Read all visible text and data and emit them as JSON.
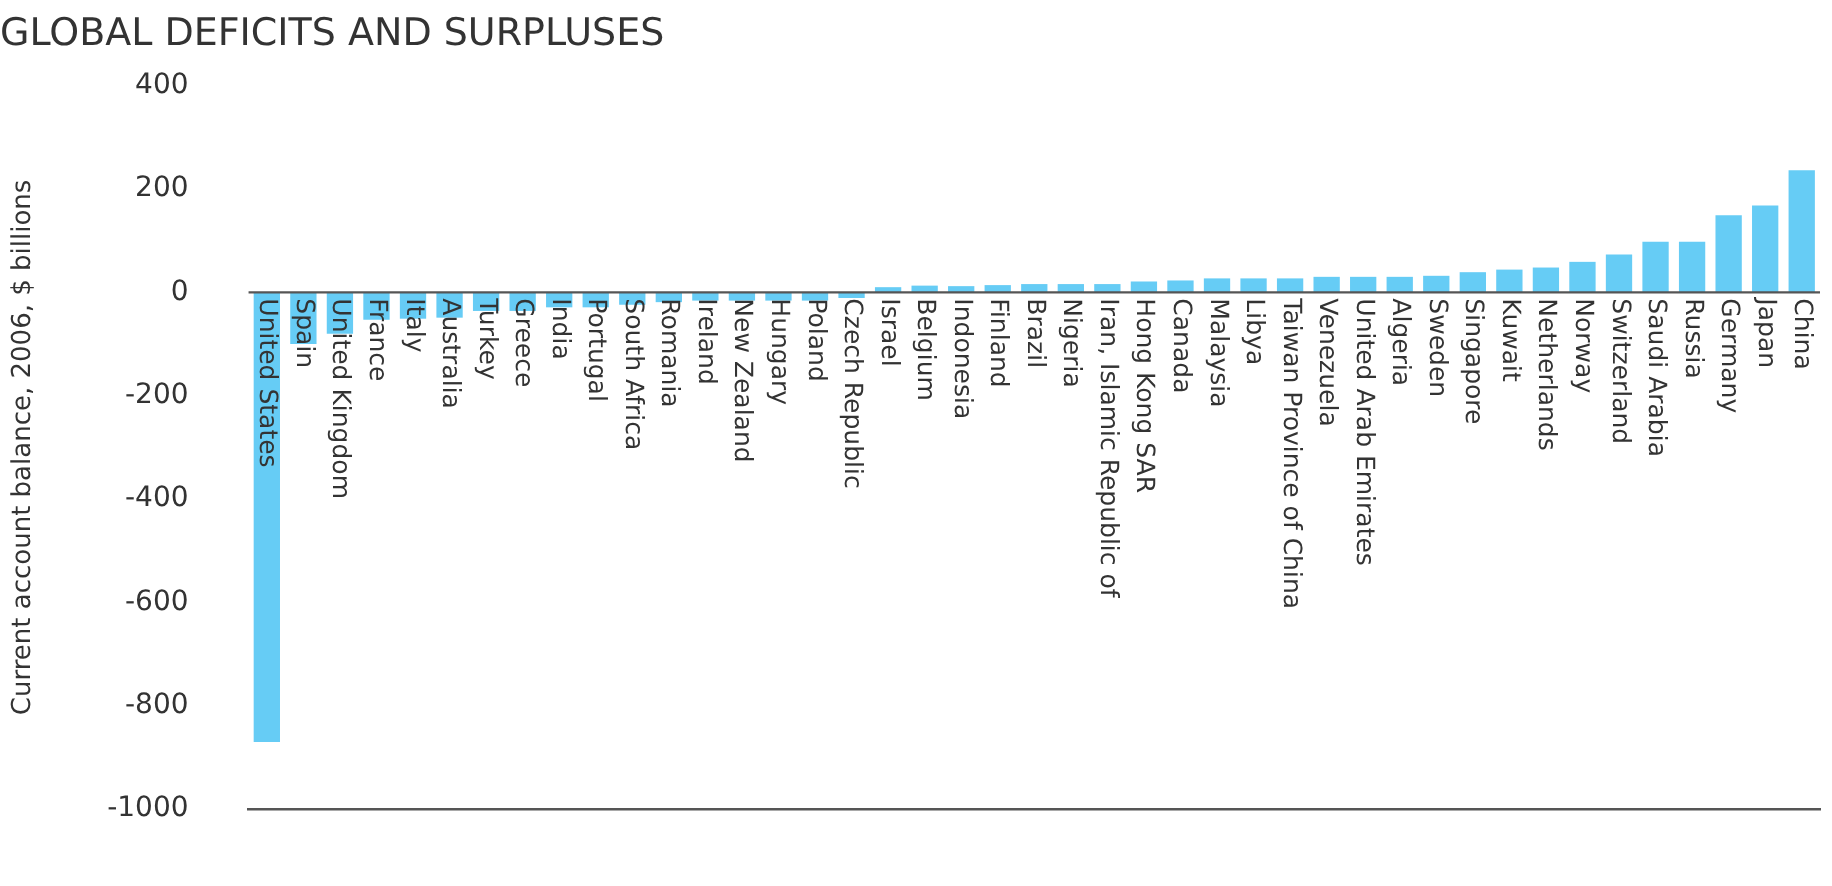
{
  "chart_data": {
    "type": "bar",
    "title": "GLOBAL DEFICITS AND SURPLUSES",
    "ylabel": "Current account balance, 2006, $ billions",
    "categories": [
      "United States",
      "Spain",
      "United Kingdom",
      "France",
      "Italy",
      "Australia",
      "Turkey",
      "Greece",
      "India",
      "Portugal",
      "South Africa",
      "Romania",
      "Ireland",
      "New Zealand",
      "Hungary",
      "Poland",
      "Czech Republic",
      "Israel",
      "Belgium",
      "Indonesia",
      "Finland",
      "Brazil",
      "Nigeria",
      "Iran, Islamic Republic of",
      "Hong Kong SAR",
      "Canada",
      "Malaysia",
      "Libya",
      "Taiwan Province of China",
      "Venezuela",
      "United Arab Emirates",
      "Algeria",
      "Sweden",
      "Singapore",
      "Kuwait",
      "Netherlands",
      "Norway",
      "Switzerland",
      "Saudi Arabia",
      "Russia",
      "Germany",
      "Japan",
      "China"
    ],
    "values": [
      -870,
      -100,
      -80,
      -53,
      -51,
      -49,
      -36,
      -36,
      -29,
      -29,
      -24,
      -19,
      -16,
      -16,
      -16,
      -16,
      -11,
      10,
      13,
      12,
      14,
      16,
      16,
      16,
      21,
      23,
      27,
      27,
      27,
      30,
      30,
      30,
      32,
      39,
      44,
      48,
      59,
      73,
      98,
      98,
      149,
      168,
      236
    ],
    "color": "#66ccf5",
    "ylim": [
      -1000,
      400
    ],
    "yticks": [
      -1000,
      -800,
      -600,
      -400,
      -200,
      0,
      200,
      400
    ],
    "grid": false,
    "legend": false
  }
}
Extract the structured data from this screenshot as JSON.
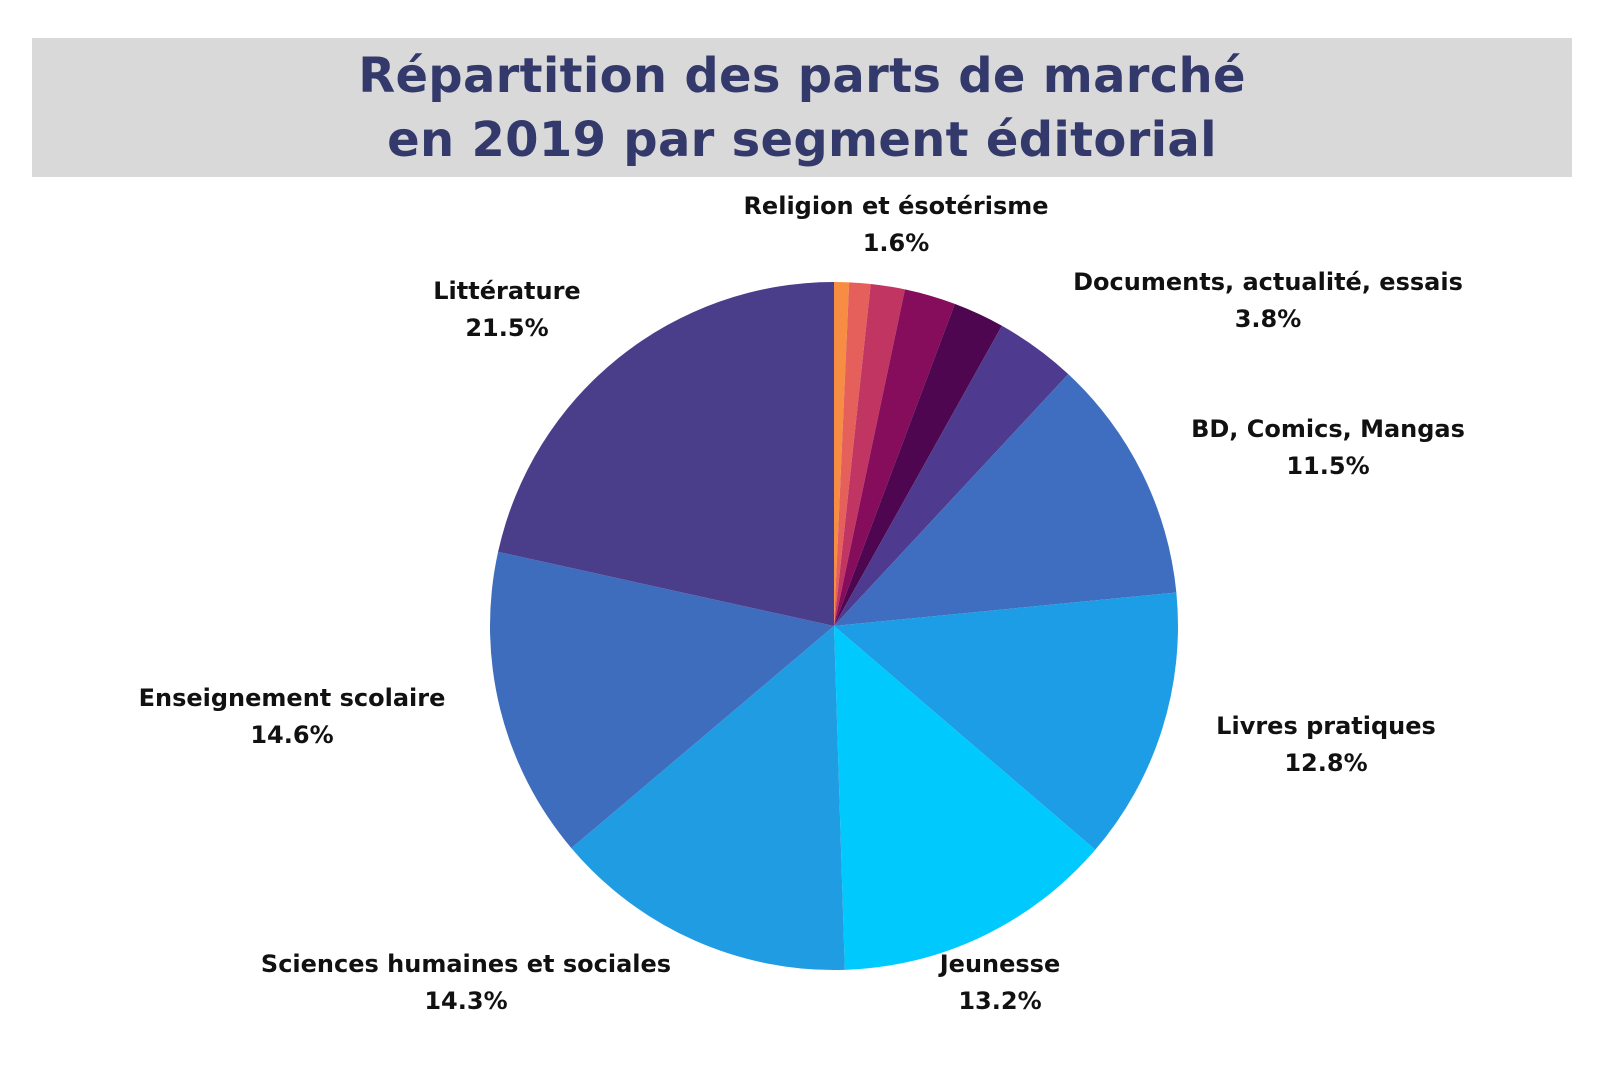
{
  "title": {
    "line1": "Répartition des parts de marché",
    "line2": "en 2019 par segment éditorial"
  },
  "chart_data": {
    "type": "pie",
    "title": "Répartition des parts de marché en 2019 par segment éditorial",
    "start_angle": "12 o'clock, clockwise",
    "slices": [
      {
        "label": "",
        "value": 0.7,
        "value_label": "",
        "color": "#f68d42"
      },
      {
        "label": "",
        "value": 1.0,
        "value_label": "",
        "color": "#e5605a"
      },
      {
        "label": "Religion et ésotérisme",
        "value": 1.6,
        "value_label": "1.6%",
        "color": "#c13563"
      },
      {
        "label": "",
        "value": 2.4,
        "value_label": "",
        "color": "#860c5c"
      },
      {
        "label": "",
        "value": 2.4,
        "value_label": "",
        "color": "#4f0650"
      },
      {
        "label": "Documents, actualité, essais",
        "value": 3.8,
        "value_label": "3.8%",
        "color": "#4e3a8e"
      },
      {
        "label": "BD, Comics, Mangas",
        "value": 11.5,
        "value_label": "11.5%",
        "color": "#3f6ec1"
      },
      {
        "label": "Livres pratiques",
        "value": 12.8,
        "value_label": "12.8%",
        "color": "#1c9de5"
      },
      {
        "label": "Jeunesse",
        "value": 13.2,
        "value_label": "13.2%",
        "color": "#00cafd"
      },
      {
        "label": "Sciences humaines et sociales",
        "value": 14.3,
        "value_label": "14.3%",
        "color": "#209de2"
      },
      {
        "label": "Enseignement scolaire",
        "value": 14.6,
        "value_label": "14.6%",
        "color": "#3e6dbd"
      },
      {
        "label": "Littérature",
        "value": 21.5,
        "value_label": "21.5%",
        "color": "#4a3e8b"
      }
    ]
  }
}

════════════════════

Copy the data word for word. Pictures do not go in the copy.

• REPLY TO THE EXERCISE:
Read all visible text and data and emit them as JSON.
{
  "chart_data": {
    "type": "bar",
    "title": "GLOBAL DEFICITS AND SURPLUSES",
    "ylabel": "Current account balance, 2006, $ billions",
    "categories": [
      "United States",
      "Spain",
      "United Kingdom",
      "France",
      "Italy",
      "Australia",
      "Turkey",
      "Greece",
      "India",
      "Portugal",
      "South Africa",
      "Romania",
      "Ireland",
      "New Zealand",
      "Hungary",
      "Poland",
      "Czech Republic",
      "Israel",
      "Belgium",
      "Indonesia",
      "Finland",
      "Brazil",
      "Nigeria",
      "Iran, Islamic Republic of",
      "Hong Kong SAR",
      "Canada",
      "Malaysia",
      "Libya",
      "Taiwan Province of China",
      "Venezuela",
      "United Arab Emirates",
      "Algeria",
      "Sweden",
      "Singapore",
      "Kuwait",
      "Netherlands",
      "Norway",
      "Switzerland",
      "Saudi Arabia",
      "Russia",
      "Germany",
      "Japan",
      "China"
    ],
    "values": [
      -870,
      -100,
      -80,
      -53,
      -51,
      -49,
      -36,
      -36,
      -29,
      -29,
      -24,
      -19,
      -16,
      -16,
      -16,
      -16,
      -11,
      10,
      13,
      12,
      14,
      16,
      16,
      16,
      21,
      23,
      27,
      27,
      27,
      30,
      30,
      30,
      32,
      39,
      44,
      48,
      59,
      73,
      98,
      98,
      149,
      168,
      236
    ],
    "color": "#66ccf5",
    "ylim": [
      -1000,
      400
    ],
    "yticks": [
      -1000,
      -800,
      -600,
      -400,
      -200,
      0,
      200,
      400
    ],
    "grid": false,
    "legend": false
  }
}
Extract the structured data from this screenshot as JSON.
{
  "title": {
    "line1": "Répartition des parts de marché",
    "line2": "en 2019 par segment éditorial"
  },
  "chart_data": {
    "type": "pie",
    "title": "Répartition des parts de marché en 2019 par segment éditorial",
    "start_angle": "12 o'clock, clockwise",
    "slices": [
      {
        "label": "",
        "value": 0.7,
        "value_label": "",
        "color": "#f68d42"
      },
      {
        "label": "",
        "value": 1.0,
        "value_label": "",
        "color": "#e5605a"
      },
      {
        "label": "Religion et ésotérisme",
        "value": 1.6,
        "value_label": "1.6%",
        "color": "#c13563"
      },
      {
        "label": "",
        "value": 2.4,
        "value_label": "",
        "color": "#860c5c"
      },
      {
        "label": "",
        "value": 2.4,
        "value_label": "",
        "color": "#4f0650"
      },
      {
        "label": "Documents, actualité, essais",
        "value": 3.8,
        "value_label": "3.8%",
        "color": "#4e3a8e"
      },
      {
        "label": "BD, Comics, Mangas",
        "value": 11.5,
        "value_label": "11.5%",
        "color": "#3f6ec1"
      },
      {
        "label": "Livres pratiques",
        "value": 12.8,
        "value_label": "12.8%",
        "color": "#1c9de5"
      },
      {
        "label": "Jeunesse",
        "value": 13.2,
        "value_label": "13.2%",
        "color": "#00cafd"
      },
      {
        "label": "Sciences humaines et sociales",
        "value": 14.3,
        "value_label": "14.3%",
        "color": "#209de2"
      },
      {
        "label": "Enseignement scolaire",
        "value": 14.6,
        "value_label": "14.6%",
        "color": "#3e6dbd"
      },
      {
        "label": "Littérature",
        "value": 21.5,
        "value_label": "21.5%",
        "color": "#4a3e8b"
      }
    ]
  }
}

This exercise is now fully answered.